=== Provided data ===
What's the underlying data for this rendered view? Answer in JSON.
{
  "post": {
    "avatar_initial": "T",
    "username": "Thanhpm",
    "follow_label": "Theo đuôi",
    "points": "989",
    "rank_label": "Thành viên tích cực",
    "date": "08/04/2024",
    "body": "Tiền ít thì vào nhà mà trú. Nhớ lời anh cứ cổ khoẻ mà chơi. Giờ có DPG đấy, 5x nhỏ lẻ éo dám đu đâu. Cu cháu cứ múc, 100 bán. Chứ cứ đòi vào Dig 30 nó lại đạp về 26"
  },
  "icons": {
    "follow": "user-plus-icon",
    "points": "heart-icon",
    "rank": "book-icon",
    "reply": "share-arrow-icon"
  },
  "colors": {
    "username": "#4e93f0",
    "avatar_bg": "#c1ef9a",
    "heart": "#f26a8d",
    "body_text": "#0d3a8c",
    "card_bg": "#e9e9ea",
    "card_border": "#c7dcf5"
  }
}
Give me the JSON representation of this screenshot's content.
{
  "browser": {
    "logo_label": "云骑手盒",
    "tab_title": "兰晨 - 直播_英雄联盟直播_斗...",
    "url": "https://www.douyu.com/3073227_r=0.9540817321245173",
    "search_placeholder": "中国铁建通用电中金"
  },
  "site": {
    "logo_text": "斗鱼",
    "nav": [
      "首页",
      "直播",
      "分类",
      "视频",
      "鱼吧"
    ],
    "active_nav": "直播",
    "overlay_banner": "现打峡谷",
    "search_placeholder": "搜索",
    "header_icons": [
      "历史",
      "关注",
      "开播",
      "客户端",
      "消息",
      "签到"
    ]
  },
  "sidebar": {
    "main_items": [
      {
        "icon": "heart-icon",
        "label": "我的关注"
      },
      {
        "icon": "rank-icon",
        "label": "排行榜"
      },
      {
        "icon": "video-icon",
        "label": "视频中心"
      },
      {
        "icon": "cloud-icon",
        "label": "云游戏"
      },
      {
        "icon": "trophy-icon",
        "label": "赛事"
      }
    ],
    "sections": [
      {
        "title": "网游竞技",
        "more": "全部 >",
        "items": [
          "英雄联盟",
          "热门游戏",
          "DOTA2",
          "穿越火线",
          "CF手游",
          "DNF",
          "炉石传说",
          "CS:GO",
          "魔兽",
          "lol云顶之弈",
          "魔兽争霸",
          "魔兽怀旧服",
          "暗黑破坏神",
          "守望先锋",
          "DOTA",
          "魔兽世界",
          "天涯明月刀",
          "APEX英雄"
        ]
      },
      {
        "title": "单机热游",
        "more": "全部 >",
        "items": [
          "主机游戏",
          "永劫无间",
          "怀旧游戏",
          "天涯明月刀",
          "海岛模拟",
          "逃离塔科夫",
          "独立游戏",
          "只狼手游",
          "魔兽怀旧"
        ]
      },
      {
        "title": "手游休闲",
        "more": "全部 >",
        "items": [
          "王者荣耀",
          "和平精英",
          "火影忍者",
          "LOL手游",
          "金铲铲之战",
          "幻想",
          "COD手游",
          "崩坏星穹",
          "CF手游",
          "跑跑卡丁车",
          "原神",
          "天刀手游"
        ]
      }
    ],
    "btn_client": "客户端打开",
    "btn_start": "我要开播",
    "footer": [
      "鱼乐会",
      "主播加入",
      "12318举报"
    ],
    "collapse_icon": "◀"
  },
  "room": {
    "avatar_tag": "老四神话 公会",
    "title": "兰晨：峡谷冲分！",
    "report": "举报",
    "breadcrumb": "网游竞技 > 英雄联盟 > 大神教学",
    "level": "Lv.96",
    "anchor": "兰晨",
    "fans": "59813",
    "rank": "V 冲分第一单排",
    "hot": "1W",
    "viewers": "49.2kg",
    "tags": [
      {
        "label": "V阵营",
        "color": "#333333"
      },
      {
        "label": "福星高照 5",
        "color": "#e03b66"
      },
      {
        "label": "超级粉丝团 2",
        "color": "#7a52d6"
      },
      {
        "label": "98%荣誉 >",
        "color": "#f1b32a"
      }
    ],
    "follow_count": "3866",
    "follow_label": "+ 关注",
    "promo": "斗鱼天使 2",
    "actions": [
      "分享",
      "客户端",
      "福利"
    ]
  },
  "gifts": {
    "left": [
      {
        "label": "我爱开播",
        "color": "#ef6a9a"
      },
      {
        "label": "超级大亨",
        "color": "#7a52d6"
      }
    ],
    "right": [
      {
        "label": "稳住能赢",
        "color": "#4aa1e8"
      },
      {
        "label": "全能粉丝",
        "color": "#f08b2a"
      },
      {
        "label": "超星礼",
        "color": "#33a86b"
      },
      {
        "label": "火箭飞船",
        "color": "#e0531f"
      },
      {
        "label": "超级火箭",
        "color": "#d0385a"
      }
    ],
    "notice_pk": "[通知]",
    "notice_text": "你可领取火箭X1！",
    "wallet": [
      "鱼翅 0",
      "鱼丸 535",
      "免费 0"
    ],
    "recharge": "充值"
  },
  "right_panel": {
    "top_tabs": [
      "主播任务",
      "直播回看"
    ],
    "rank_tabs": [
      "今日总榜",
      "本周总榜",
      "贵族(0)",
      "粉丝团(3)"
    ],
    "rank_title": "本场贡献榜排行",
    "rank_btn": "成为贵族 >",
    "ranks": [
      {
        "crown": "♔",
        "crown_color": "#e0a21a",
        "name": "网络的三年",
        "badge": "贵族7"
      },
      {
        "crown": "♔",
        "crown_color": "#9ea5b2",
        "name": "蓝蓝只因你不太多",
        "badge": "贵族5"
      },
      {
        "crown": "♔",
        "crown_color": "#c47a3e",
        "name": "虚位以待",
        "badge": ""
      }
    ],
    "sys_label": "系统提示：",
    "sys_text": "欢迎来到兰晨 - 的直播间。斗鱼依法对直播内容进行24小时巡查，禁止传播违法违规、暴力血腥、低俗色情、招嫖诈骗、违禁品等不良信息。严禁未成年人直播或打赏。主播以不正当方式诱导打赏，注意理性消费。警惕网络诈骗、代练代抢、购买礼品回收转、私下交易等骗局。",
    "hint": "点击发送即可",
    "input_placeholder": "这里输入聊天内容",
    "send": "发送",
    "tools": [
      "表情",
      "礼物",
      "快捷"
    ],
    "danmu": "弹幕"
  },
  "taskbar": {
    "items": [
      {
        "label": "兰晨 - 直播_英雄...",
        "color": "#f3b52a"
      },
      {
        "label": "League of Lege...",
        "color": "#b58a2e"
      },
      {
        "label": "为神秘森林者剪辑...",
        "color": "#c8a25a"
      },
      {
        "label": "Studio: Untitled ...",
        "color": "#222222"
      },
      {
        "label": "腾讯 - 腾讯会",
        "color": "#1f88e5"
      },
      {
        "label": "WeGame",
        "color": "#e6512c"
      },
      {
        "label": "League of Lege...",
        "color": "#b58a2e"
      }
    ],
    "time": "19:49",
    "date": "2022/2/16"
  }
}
===
Collect from the data above every line that includes "JSON".

What's the underlying data for this rendered view? Answer in JSON.
Give me the JSON representation of this screenshot's content.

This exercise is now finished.